** Problem to solve **
Reproduce, character for character, the lines of the material below that run from the line holding "y-left-tick-label: 10000 bbox=[72, 213, 117, 229]" through the line holding "solid-line-icon bbox=[138, 121, 168, 124]", including both of those lines.

Boxed element entries
________________________________________
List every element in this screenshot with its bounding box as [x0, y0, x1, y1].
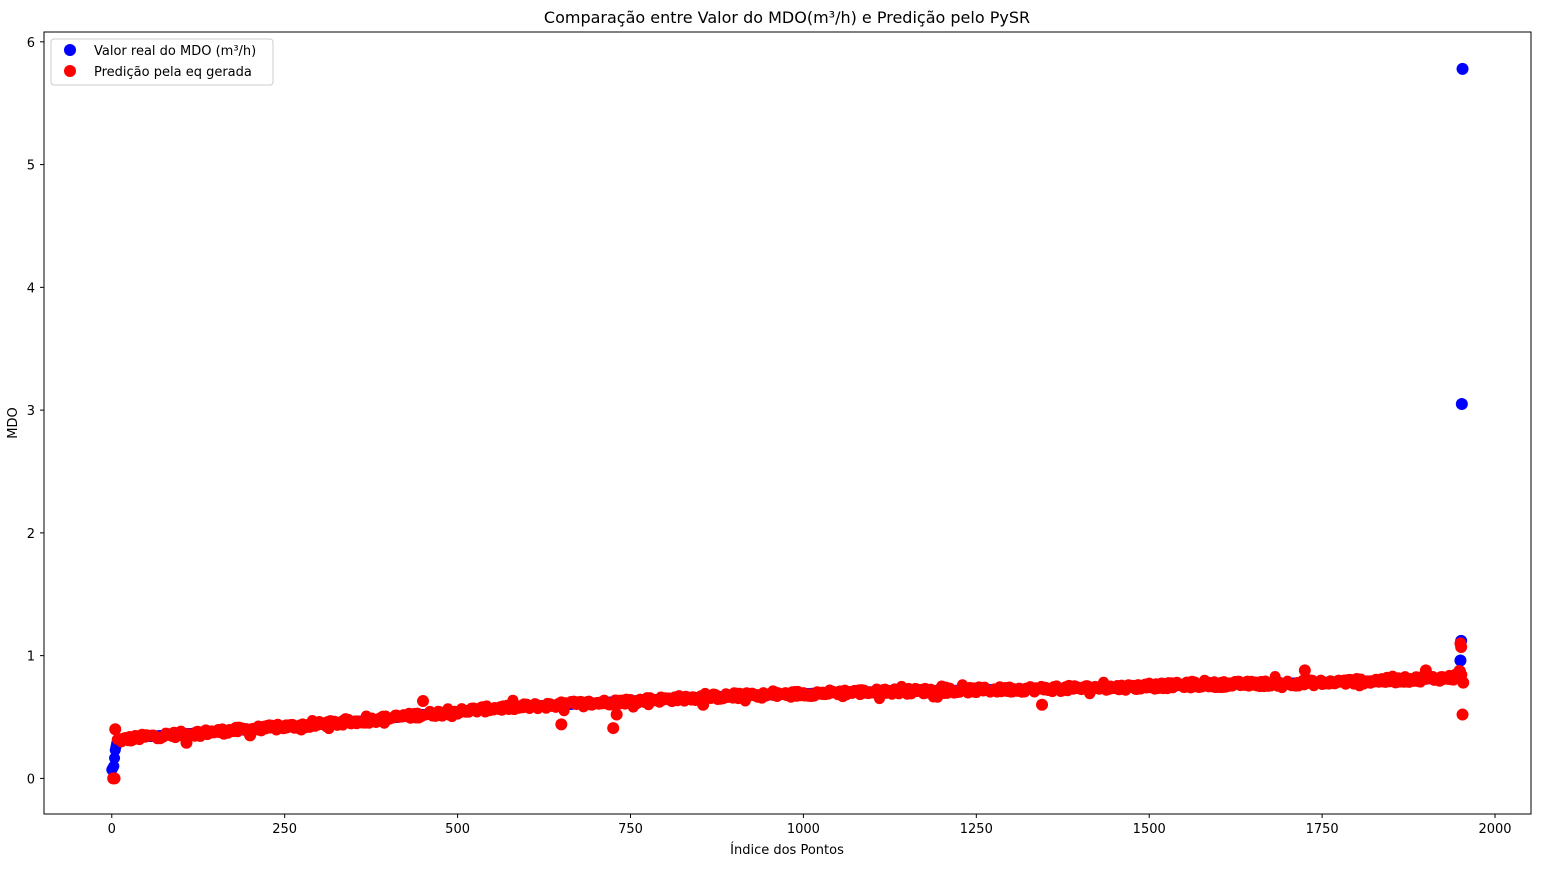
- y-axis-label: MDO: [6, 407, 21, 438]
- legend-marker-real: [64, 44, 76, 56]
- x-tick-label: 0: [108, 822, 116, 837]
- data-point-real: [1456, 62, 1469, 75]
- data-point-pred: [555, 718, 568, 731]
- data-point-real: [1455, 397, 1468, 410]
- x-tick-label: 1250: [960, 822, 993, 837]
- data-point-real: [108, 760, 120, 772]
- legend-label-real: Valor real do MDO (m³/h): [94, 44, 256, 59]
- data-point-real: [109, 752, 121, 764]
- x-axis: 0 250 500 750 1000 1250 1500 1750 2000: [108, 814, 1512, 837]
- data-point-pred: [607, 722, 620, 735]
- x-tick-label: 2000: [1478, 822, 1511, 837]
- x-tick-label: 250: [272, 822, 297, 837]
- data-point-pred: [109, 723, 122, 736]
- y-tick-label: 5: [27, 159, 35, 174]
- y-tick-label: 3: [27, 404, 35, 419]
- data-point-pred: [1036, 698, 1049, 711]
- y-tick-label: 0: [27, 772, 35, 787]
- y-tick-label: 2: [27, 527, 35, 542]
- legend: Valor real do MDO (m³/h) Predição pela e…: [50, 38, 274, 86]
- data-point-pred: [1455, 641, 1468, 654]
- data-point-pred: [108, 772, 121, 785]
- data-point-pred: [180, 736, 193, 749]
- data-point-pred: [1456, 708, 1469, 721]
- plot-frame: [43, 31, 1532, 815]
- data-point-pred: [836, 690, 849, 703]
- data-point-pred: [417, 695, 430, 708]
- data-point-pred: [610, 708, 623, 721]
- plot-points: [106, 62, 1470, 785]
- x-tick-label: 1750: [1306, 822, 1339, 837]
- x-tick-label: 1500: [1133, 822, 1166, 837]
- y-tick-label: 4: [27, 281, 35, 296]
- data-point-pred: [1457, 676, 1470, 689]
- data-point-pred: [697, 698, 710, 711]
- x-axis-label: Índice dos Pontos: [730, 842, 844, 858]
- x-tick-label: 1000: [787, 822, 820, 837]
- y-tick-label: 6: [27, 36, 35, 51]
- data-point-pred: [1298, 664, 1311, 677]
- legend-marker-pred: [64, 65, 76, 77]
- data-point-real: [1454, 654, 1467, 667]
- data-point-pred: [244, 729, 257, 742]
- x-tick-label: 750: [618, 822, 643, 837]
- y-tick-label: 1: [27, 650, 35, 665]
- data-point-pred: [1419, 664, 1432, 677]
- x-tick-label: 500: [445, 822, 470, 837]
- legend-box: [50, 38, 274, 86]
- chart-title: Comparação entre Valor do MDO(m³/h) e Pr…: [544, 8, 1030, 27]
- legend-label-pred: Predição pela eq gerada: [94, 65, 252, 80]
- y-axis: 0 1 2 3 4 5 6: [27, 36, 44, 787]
________________________________________
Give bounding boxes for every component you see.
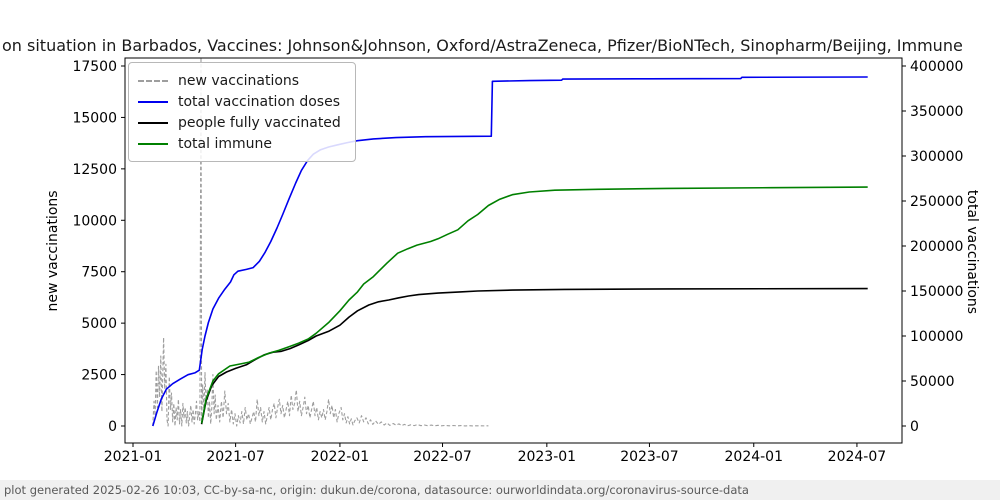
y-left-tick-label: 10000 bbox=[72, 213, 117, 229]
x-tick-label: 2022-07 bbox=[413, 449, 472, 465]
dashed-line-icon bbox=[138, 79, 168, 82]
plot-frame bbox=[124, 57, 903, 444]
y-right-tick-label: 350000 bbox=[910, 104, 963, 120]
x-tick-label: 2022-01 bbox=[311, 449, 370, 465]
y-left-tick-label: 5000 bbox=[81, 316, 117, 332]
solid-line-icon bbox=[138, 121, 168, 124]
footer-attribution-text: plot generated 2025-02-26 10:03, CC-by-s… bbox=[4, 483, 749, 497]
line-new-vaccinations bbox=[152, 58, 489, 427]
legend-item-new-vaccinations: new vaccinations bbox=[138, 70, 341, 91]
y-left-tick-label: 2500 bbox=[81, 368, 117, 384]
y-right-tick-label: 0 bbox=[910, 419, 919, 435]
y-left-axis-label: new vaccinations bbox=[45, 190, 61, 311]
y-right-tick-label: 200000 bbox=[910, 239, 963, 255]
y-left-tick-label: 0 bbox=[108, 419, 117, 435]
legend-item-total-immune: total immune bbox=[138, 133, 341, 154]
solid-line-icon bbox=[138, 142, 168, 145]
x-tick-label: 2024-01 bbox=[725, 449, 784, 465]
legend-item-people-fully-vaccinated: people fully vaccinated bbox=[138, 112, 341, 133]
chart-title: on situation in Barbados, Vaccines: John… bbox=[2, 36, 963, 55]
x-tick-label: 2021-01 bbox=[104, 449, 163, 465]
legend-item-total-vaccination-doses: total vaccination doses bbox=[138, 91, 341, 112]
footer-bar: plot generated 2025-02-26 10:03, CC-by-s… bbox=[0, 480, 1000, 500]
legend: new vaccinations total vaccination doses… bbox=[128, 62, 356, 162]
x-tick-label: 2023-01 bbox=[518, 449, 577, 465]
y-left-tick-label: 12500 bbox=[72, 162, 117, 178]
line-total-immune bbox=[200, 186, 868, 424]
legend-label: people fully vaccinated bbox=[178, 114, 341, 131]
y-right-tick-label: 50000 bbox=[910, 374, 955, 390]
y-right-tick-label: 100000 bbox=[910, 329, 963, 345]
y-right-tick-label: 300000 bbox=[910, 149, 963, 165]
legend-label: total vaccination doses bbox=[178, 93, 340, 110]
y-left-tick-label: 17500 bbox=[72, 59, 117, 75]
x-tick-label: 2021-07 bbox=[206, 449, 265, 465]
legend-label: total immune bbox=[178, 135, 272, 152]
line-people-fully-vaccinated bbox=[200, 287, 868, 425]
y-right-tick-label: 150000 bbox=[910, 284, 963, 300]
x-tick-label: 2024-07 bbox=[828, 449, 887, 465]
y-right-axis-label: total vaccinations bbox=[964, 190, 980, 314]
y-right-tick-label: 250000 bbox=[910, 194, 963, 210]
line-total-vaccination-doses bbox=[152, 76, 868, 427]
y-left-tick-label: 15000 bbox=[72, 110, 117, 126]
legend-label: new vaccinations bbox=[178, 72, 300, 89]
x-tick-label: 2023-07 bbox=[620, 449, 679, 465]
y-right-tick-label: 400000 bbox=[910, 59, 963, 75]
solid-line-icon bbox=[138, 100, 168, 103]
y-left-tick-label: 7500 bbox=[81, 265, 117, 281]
________________________________________
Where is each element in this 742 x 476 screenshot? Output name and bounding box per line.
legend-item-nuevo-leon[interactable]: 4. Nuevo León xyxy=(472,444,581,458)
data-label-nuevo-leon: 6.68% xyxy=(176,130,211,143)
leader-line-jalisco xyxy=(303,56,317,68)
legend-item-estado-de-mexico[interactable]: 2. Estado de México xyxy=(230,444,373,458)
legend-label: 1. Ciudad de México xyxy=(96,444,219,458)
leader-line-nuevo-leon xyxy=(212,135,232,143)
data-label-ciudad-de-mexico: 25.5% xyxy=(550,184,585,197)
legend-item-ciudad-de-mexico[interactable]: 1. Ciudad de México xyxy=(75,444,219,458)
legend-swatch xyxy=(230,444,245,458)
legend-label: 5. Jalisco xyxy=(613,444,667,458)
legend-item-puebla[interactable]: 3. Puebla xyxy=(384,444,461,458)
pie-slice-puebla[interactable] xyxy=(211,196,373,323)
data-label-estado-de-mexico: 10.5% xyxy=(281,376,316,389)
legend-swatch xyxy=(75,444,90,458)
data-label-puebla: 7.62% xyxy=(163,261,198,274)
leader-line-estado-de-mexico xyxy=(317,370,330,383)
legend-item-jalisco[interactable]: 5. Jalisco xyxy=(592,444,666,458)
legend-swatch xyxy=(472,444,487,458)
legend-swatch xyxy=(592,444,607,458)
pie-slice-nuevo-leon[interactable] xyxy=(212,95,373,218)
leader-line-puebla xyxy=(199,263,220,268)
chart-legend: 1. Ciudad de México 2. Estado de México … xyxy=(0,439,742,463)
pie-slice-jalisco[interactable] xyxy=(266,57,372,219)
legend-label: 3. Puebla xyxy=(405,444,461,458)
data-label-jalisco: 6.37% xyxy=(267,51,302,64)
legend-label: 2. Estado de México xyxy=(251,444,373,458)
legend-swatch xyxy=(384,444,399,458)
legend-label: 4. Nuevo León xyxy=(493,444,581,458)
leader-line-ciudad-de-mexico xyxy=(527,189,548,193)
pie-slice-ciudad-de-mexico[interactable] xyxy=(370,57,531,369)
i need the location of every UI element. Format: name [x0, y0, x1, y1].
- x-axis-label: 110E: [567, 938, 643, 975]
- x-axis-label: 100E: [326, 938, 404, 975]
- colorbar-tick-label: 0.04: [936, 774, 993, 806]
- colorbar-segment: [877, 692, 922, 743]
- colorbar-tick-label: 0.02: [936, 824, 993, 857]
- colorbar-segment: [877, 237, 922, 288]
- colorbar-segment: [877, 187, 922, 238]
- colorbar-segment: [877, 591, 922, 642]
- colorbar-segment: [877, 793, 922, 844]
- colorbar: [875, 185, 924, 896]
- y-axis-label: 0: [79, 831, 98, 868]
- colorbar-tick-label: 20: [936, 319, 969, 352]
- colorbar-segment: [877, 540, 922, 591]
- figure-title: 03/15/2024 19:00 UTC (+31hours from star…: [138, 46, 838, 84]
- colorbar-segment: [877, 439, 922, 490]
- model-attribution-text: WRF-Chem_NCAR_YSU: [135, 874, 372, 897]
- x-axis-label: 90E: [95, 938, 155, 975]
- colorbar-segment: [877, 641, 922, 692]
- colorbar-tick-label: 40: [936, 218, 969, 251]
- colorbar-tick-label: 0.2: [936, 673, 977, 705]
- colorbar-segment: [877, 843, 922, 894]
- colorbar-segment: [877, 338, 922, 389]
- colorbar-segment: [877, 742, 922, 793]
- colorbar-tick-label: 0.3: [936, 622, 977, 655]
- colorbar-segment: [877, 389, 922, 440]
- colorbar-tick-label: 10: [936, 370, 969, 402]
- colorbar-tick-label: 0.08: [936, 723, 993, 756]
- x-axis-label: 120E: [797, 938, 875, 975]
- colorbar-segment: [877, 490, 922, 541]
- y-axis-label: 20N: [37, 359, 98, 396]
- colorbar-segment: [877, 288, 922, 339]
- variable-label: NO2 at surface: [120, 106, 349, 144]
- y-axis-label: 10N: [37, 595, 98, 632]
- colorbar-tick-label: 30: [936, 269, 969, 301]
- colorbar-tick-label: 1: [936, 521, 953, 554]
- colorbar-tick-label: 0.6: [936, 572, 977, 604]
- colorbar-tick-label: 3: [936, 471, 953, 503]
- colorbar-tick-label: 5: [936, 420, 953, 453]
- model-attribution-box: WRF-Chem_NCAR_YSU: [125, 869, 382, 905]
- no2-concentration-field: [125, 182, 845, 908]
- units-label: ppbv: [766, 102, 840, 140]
________________________________________
** Problem solution **
y-left-tick-label: 10000 bbox=[72, 213, 117, 229]
x-tick-label: 2022-07 bbox=[413, 449, 472, 465]
dashed-line-icon bbox=[138, 79, 168, 82]
plot-frame bbox=[124, 57, 903, 444]
y-right-tick-label: 350000 bbox=[910, 104, 963, 120]
x-tick-label: 2022-01 bbox=[311, 449, 370, 465]
y-left-tick-label: 5000 bbox=[81, 316, 117, 332]
solid-line-icon bbox=[138, 121, 168, 124]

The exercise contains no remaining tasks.